(Figure record extracts)
════════════════
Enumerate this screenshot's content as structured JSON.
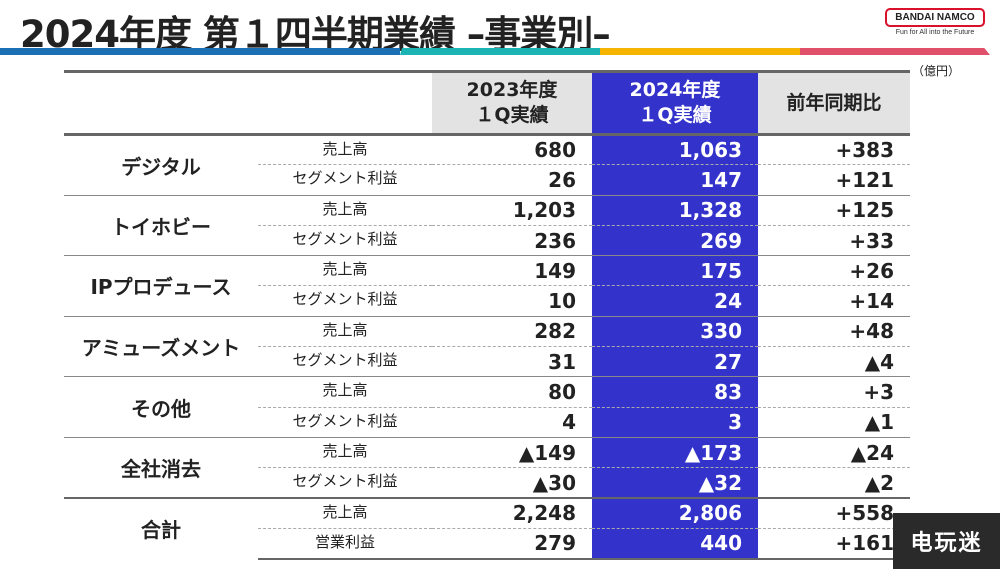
{
  "header": {
    "title": "2024年度 第１四半期業績 –事業別–",
    "logo": "BANDAI NAMCO",
    "logo_tagline": "Fun for All into the Future",
    "unit": "（億円）"
  },
  "colors": {
    "blue_col": "#3333cc",
    "bar": [
      "#1a6fb5",
      "#1bb3b3",
      "#f5b400",
      "#e0506a"
    ]
  },
  "table": {
    "headers": [
      "2023年度\n１Q実績",
      "2024年度\n１Q実績",
      "前年同期比"
    ],
    "groups": [
      {
        "name": "デジタル",
        "rows": [
          {
            "label": "売上高",
            "v23": "680",
            "v24": "1,063",
            "diff": "+383"
          },
          {
            "label": "セグメント利益",
            "v23": "26",
            "v24": "147",
            "diff": "+121"
          }
        ]
      },
      {
        "name": "トイホビー",
        "rows": [
          {
            "label": "売上高",
            "v23": "1,203",
            "v24": "1,328",
            "diff": "+125"
          },
          {
            "label": "セグメント利益",
            "v23": "236",
            "v24": "269",
            "diff": "+33"
          }
        ]
      },
      {
        "name": "IPプロデュース",
        "rows": [
          {
            "label": "売上高",
            "v23": "149",
            "v24": "175",
            "diff": "+26"
          },
          {
            "label": "セグメント利益",
            "v23": "10",
            "v24": "24",
            "diff": "+14"
          }
        ]
      },
      {
        "name": "アミューズメント",
        "rows": [
          {
            "label": "売上高",
            "v23": "282",
            "v24": "330",
            "diff": "+48"
          },
          {
            "label": "セグメント利益",
            "v23": "31",
            "v24": "27",
            "diff": "▲4"
          }
        ]
      },
      {
        "name": "その他",
        "rows": [
          {
            "label": "売上高",
            "v23": "80",
            "v24": "83",
            "diff": "+3"
          },
          {
            "label": "セグメント利益",
            "v23": "4",
            "v24": "3",
            "diff": "▲1"
          }
        ]
      },
      {
        "name": "全社消去",
        "rows": [
          {
            "label": "売上高",
            "v23": "▲149",
            "v24": "▲173",
            "diff": "▲24"
          },
          {
            "label": "セグメント利益",
            "v23": "▲30",
            "v24": "▲32",
            "diff": "▲2"
          }
        ]
      },
      {
        "name": "合計",
        "rows": [
          {
            "label": "売上高",
            "v23": "2,248",
            "v24": "2,806",
            "diff": "+558"
          },
          {
            "label": "営業利益",
            "v23": "279",
            "v24": "440",
            "diff": "+161"
          }
        ]
      }
    ]
  },
  "watermark": "电玩迷"
}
════════════════
▶ Task prompt: Output all of the records exactly as they appear above, but not the pictures.

▶ Worked answer:
Enumerate this screenshot's content as structured JSON.
{
  "header": {
    "title": "2024年度 第１四半期業績 –事業別–",
    "logo": "BANDAI NAMCO",
    "logo_tagline": "Fun for All into the Future",
    "unit": "（億円）"
  },
  "colors": {
    "blue_col": "#3333cc",
    "bar": [
      "#1a6fb5",
      "#1bb3b3",
      "#f5b400",
      "#e0506a"
    ]
  },
  "table": {
    "headers": [
      "2023年度\n１Q実績",
      "2024年度\n１Q実績",
      "前年同期比"
    ],
    "groups": [
      {
        "name": "デジタル",
        "rows": [
          {
            "label": "売上高",
            "v23": "680",
            "v24": "1,063",
            "diff": "+383"
          },
          {
            "label": "セグメント利益",
            "v23": "26",
            "v24": "147",
            "diff": "+121"
          }
        ]
      },
      {
        "name": "トイホビー",
        "rows": [
          {
            "label": "売上高",
            "v23": "1,203",
            "v24": "1,328",
            "diff": "+125"
          },
          {
            "label": "セグメント利益",
            "v23": "236",
            "v24": "269",
            "diff": "+33"
          }
        ]
      },
      {
        "name": "IPプロデュース",
        "rows": [
          {
            "label": "売上高",
            "v23": "149",
            "v24": "175",
            "diff": "+26"
          },
          {
            "label": "セグメント利益",
            "v23": "10",
            "v24": "24",
            "diff": "+14"
          }
        ]
      },
      {
        "name": "アミューズメント",
        "rows": [
          {
            "label": "売上高",
            "v23": "282",
            "v24": "330",
            "diff": "+48"
          },
          {
            "label": "セグメント利益",
            "v23": "31",
            "v24": "27",
            "diff": "▲4"
          }
        ]
      },
      {
        "name": "その他",
        "rows": [
          {
            "label": "売上高",
            "v23": "80",
            "v24": "83",
            "diff": "+3"
          },
          {
            "label": "セグメント利益",
            "v23": "4",
            "v24": "3",
            "diff": "▲1"
          }
        ]
      },
      {
        "name": "全社消去",
        "rows": [
          {
            "label": "売上高",
            "v23": "▲149",
            "v24": "▲173",
            "diff": "▲24"
          },
          {
            "label": "セグメント利益",
            "v23": "▲30",
            "v24": "▲32",
            "diff": "▲2"
          }
        ]
      },
      {
        "name": "合計",
        "rows": [
          {
            "label": "売上高",
            "v23": "2,248",
            "v24": "2,806",
            "diff": "+558"
          },
          {
            "label": "営業利益",
            "v23": "279",
            "v24": "440",
            "diff": "+161"
          }
        ]
      }
    ]
  },
  "watermark": "电玩迷"
}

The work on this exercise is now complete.